§ Request
Among the lines listed below, count those that include the string "title", and state only the count.

........

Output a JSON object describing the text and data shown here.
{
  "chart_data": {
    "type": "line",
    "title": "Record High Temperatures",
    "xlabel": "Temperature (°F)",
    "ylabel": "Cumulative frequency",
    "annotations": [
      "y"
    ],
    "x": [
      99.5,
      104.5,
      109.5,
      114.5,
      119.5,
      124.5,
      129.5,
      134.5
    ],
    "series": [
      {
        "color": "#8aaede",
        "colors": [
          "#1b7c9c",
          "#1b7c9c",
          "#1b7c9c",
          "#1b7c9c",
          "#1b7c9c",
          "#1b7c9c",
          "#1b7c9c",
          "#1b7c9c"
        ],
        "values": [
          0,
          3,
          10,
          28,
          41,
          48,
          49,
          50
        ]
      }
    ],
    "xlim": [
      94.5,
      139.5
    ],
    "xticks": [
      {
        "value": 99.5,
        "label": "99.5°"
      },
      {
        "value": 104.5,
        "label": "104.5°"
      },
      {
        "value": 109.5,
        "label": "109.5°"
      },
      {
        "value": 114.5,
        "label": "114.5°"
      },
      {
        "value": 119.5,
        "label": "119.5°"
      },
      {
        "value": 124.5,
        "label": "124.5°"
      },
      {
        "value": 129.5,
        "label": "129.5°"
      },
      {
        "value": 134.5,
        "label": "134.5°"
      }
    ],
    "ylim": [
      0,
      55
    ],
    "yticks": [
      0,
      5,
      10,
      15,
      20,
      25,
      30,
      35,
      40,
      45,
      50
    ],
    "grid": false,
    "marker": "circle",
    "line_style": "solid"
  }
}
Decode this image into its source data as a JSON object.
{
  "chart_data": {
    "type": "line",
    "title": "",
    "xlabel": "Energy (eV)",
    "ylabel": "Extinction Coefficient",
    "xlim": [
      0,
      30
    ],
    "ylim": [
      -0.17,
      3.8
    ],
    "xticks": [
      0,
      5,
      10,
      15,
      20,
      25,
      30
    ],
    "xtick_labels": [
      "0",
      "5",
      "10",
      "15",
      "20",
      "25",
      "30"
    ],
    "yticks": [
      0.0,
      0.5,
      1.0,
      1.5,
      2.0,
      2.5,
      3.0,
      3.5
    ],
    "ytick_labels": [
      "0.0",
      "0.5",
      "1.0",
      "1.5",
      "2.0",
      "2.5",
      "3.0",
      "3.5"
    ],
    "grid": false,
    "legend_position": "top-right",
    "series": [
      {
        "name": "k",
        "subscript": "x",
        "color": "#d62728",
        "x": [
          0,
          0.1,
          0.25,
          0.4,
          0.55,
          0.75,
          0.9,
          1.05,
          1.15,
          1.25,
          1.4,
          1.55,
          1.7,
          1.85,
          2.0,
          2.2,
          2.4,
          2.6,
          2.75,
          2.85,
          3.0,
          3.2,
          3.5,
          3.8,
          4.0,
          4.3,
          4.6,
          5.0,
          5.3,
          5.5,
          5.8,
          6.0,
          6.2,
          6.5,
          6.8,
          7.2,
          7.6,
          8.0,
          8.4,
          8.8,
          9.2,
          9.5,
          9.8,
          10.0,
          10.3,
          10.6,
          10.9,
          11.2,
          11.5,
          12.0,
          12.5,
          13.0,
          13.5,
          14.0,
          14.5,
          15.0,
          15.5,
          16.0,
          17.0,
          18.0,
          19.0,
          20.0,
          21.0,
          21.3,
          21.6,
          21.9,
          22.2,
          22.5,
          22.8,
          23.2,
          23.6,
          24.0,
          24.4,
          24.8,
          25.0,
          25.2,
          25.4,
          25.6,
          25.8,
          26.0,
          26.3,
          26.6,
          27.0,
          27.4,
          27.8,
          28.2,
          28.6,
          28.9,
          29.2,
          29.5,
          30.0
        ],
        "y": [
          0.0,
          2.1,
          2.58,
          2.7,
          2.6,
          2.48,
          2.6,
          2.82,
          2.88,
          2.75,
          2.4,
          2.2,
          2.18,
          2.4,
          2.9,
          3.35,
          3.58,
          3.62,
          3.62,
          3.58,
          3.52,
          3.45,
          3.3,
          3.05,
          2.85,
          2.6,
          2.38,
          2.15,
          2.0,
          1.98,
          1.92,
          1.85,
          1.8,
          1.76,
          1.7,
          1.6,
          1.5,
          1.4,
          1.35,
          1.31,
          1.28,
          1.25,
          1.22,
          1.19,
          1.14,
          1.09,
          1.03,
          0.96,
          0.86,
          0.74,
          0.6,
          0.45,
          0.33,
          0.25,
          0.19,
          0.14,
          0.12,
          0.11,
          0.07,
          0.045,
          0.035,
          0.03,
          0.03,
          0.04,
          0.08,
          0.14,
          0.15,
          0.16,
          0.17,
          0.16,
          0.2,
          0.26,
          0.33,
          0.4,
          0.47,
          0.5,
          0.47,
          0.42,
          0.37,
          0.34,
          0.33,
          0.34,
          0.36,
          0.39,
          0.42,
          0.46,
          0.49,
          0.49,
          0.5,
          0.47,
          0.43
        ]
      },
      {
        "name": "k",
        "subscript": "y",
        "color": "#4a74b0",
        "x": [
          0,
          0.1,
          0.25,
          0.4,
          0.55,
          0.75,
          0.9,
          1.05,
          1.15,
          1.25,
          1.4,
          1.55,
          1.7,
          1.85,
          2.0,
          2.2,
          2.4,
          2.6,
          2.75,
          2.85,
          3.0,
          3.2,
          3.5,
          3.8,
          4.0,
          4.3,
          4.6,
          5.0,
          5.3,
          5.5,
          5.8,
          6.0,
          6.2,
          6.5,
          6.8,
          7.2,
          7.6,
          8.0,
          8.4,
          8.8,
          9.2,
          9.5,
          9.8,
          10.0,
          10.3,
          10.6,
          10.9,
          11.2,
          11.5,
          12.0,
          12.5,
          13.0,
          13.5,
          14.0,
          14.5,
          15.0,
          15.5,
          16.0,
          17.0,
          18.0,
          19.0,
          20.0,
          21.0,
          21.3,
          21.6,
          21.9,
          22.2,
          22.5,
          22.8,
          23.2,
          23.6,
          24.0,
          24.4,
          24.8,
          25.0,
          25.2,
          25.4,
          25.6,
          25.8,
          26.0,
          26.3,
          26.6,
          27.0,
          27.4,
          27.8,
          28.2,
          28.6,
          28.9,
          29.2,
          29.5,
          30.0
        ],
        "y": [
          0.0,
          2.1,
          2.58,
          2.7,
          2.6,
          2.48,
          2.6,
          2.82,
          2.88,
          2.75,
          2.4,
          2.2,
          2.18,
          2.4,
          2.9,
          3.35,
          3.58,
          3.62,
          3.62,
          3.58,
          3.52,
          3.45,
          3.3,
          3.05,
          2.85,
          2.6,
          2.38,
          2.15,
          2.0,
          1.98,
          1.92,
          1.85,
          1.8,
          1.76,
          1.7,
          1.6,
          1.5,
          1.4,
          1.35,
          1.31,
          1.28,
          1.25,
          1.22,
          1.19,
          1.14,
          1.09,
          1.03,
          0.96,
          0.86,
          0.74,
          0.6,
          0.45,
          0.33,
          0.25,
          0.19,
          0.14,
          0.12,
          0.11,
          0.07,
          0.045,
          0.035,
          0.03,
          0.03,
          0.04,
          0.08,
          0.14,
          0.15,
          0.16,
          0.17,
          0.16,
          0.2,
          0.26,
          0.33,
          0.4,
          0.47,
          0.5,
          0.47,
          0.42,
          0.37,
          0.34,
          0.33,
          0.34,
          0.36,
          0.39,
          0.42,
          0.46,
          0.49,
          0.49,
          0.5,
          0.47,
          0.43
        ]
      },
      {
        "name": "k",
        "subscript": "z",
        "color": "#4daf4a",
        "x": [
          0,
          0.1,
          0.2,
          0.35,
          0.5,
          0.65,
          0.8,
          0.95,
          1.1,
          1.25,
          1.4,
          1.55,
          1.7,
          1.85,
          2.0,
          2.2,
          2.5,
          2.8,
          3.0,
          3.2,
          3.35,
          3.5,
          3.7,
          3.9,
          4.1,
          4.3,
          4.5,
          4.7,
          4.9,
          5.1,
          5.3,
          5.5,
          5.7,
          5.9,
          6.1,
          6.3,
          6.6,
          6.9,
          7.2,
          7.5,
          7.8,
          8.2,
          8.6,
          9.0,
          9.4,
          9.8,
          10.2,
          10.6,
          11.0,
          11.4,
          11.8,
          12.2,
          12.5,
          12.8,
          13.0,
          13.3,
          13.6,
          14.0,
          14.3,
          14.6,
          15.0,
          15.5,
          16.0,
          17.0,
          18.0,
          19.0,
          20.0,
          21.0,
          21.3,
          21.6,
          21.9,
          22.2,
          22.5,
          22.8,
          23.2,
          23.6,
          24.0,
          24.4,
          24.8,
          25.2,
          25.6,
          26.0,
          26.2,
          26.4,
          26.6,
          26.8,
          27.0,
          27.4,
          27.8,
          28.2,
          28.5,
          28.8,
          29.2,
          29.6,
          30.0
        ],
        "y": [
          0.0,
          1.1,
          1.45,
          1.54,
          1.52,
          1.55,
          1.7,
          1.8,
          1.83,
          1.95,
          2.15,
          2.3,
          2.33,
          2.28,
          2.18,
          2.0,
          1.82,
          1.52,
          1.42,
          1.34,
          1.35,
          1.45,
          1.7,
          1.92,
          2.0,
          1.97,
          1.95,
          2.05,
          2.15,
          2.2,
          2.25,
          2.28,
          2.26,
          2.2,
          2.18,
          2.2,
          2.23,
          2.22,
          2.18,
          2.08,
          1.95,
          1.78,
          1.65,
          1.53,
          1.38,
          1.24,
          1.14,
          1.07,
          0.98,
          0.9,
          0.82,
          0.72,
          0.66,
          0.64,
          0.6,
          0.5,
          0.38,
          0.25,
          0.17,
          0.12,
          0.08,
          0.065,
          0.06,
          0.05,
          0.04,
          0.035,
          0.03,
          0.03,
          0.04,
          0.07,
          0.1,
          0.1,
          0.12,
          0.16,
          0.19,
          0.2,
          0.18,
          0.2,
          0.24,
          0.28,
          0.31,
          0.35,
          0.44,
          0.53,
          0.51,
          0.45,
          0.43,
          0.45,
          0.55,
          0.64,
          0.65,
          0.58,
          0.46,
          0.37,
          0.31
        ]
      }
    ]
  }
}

........

§ Correct result
2